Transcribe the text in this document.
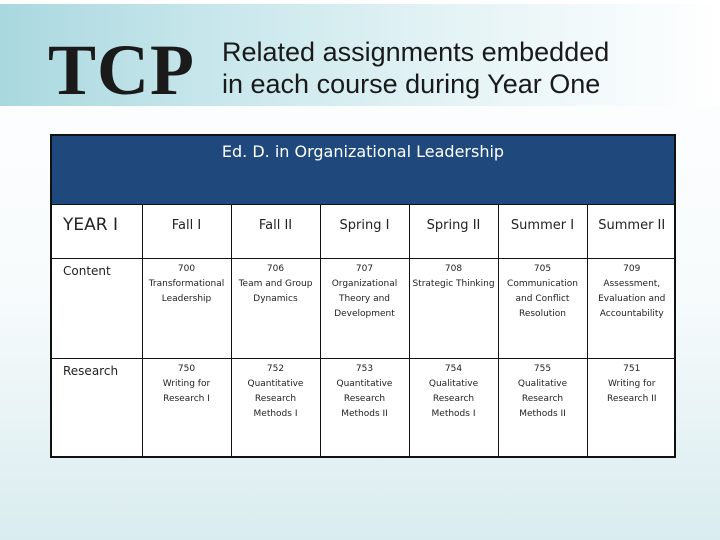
TCP Related assignments embedded
in each course during Year One
Ed. D. in Organizational Leadership
YEAR I	Fall I	Fall II	Spring I	Spring II	Summer I	Summer II
Content	700
Transformational
Leadership	706
Team and Group
Dynamics	707
Organizational
Theory and
Development	708
Strategic Thinking	705
Communication
and Conflict
Resolution	709
Assessment,
Evaluation and
Accountability

Research	750
Writing for
Research I	752
Quantitative
Research
Methods I	753
Quantitative
Research
Methods II	754
Qualitative
Research
Methods I	755
Qualitative
Research
Methods II	751
Writing for
Research II
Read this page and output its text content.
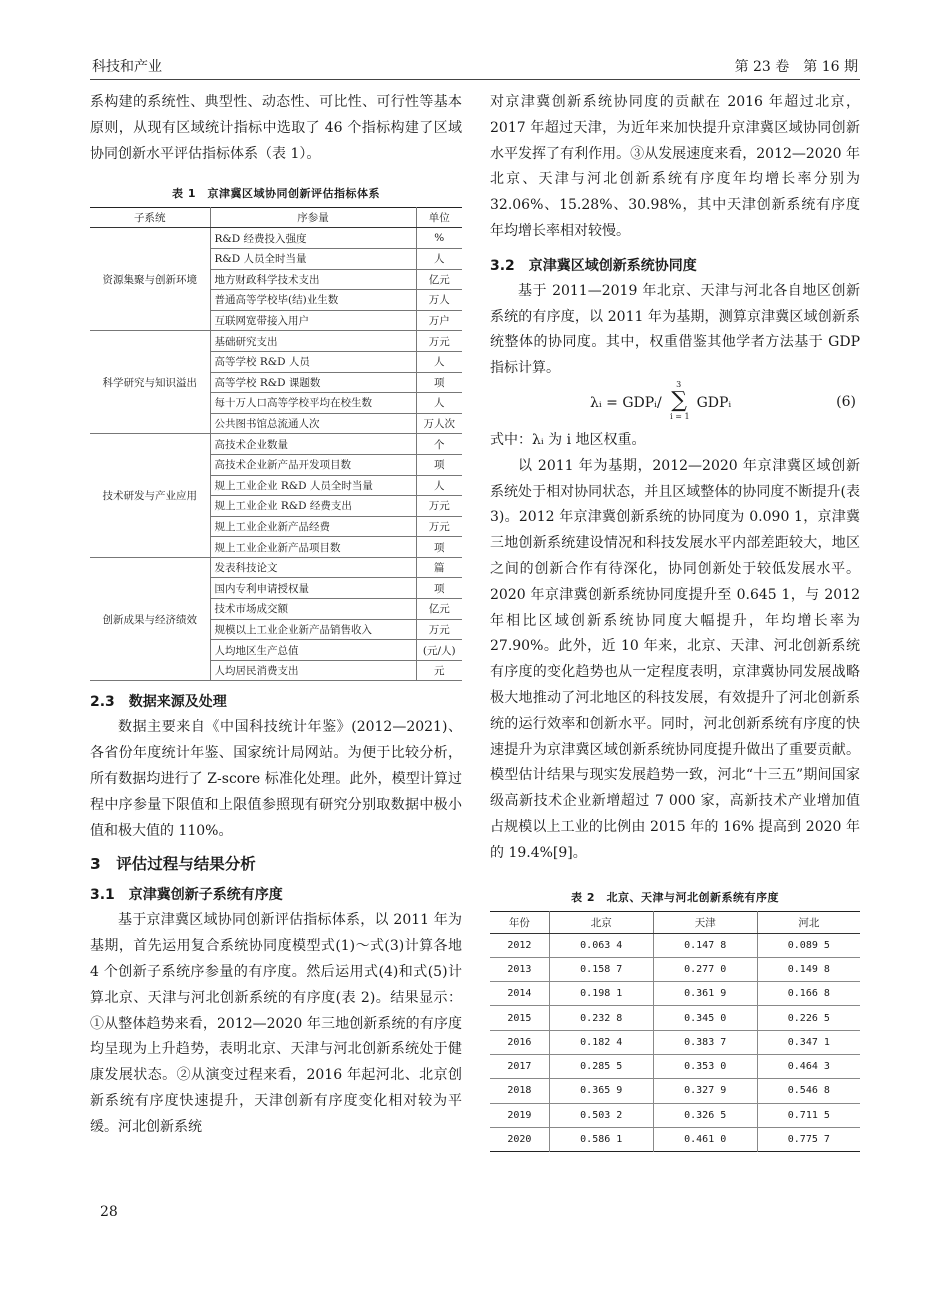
科技和产业	第 23 卷　第 16 期

系构建的系统性、典型性、动态性、可比性、可行性等基本原则，从现有区域统计指标中选取了 46 个指标构建了区域协同创新水平评估指标体系（表 1）。

表 1　京津冀区域协同创新评估指标体系
子系统	序参量	单位
资源集聚与创新环境	R&D 经费投入强度	%
	R&D 人员全时当量	人
	地方财政科学技术支出	亿元
	普通高等学校毕(结)业生数	万人
	互联网宽带接入用户	万户
科学研究与知识溢出	基础研究支出	万元
	高等学校 R&D 人员	人
	高等学校 R&D 课题数	项
	每十万人口高等学校平均在校生数	人
	公共图书馆总流通人次	万人次
技术研发与产业应用	高技术企业数量	个
	高技术企业新产品开发项目数	项
	规上工业企业 R&D 人员全时当量	人
	规上工业企业 R&D 经费支出	万元
	规上工业企业新产品经费	万元
	规上工业企业新产品项目数	项
创新成果与经济绩效	发表科技论文	篇
	国内专利申请授权量	项
	技术市场成交额	亿元
	规模以上工业企业新产品销售收入	万元
	人均地区生产总值	(元/人)
	人均居民消费支出	元
2.3　数据来源及处理

数据主要来自《中国科技统计年鉴》(2012—2021)、各省份年度统计年鉴、国家统计局网站。为便于比较分析，所有数据均进行了 Z-score 标准化处理。此外，模型计算过程中序参量下限值和上限值参照现有研究分别取数据中极小值和极大值的 110%。

3　评估过程与结果分析
3.1　京津冀创新子系统有序度

基于京津冀区域协同创新评估指标体系，以 2011 年为基期，首先运用复合系统协同度模型式(1)～式(3)计算各地 4 个创新子系统序参量的有序度。然后运用式(4)和式(5)计算北京、天津与河北创新系统的有序度(表 2)。结果显示：①从整体趋势来看，2012—2020 年三地创新系统的有序度均呈现为上升趋势，表明北京、天津与河北创新系统处于健康发展状态。②从演变过程来看，2016 年起河北、北京创新系统有序度快速提升，天津创新有序度变化相对较为平缓。河北创新系统

对京津冀创新系统协同度的贡献在 2016 年超过北京，2017 年超过天津，为近年来加快提升京津冀区域协同创新水平发挥了有利作用。③从发展速度来看，2012—2020 年北京、天津与河北创新系统有序度年均增长率分别为 32.06%、15.28%、30.98%，其中天津创新系统有序度年均增长率相对较慢。

3.2　京津冀区域创新系统协同度

基于 2011—2019 年北京、天津与河北各自地区创新系统的有序度，以 2011 年为基期，测算京津冀区域创新系统整体的协同度。其中，权重借鉴其他学者方法基于 GDP 指标计算。

λᵢ = GDPᵢ/
3
∑
i = 1
GDPᵢ	(6)

式中：λᵢ 为 i 地区权重。

以 2011 年为基期，2012—2020 年京津冀区域创新系统处于相对协同状态，并且区域整体的协同度不断提升(表 3)。2012 年京津冀创新系统的协同度为 0.090 1，京津冀三地创新系统建设情况和科技发展水平内部差距较大，地区之间的创新合作有待深化，协同创新处于较低发展水平。2020 年京津冀创新系统协同度提升至 0.645 1，与 2012 年相比区域创新系统协同度大幅提升，年均增长率为 27.90%。此外，近 10 年来，北京、天津、河北创新系统有序度的变化趋势也从一定程度表明，京津冀协同发展战略极大地推动了河北地区的科技发展，有效提升了河北创新系统的运行效率和创新水平。同时，河北创新系统有序度的快速提升为京津冀区域创新系统协同度提升做出了重要贡献。模型估计结果与现实发展趋势一致，河北“十三五”期间国家级高新技术企业新增超过 7 000 家，高新技术产业增加值占规模以上工业的比例由 2015 年的 16% 提高到 2020 年的 19.4%[9]。

表 2　北京、天津与河北创新系统有序度
年份	北京	天津	河北
2012	0.063 4	0.147 8	0.089 5
2013	0.158 7	0.277 0	0.149 8
2014	0.198 1	0.361 9	0.166 8
2015	0.232 8	0.345 0	0.226 5
2016	0.182 4	0.383 7	0.347 1
2017	0.285 5	0.353 0	0.464 3
2018	0.365 9	0.327 9	0.546 8
2019	0.503 2	0.326 5	0.711 5
2020	0.586 1	0.461 0	0.775 7
28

:::::

### Task statement
The lines to collect are those holding the string "Organizational"; copy them all.

### Written answer
Ed. D. in Organizational Leadership
Organizational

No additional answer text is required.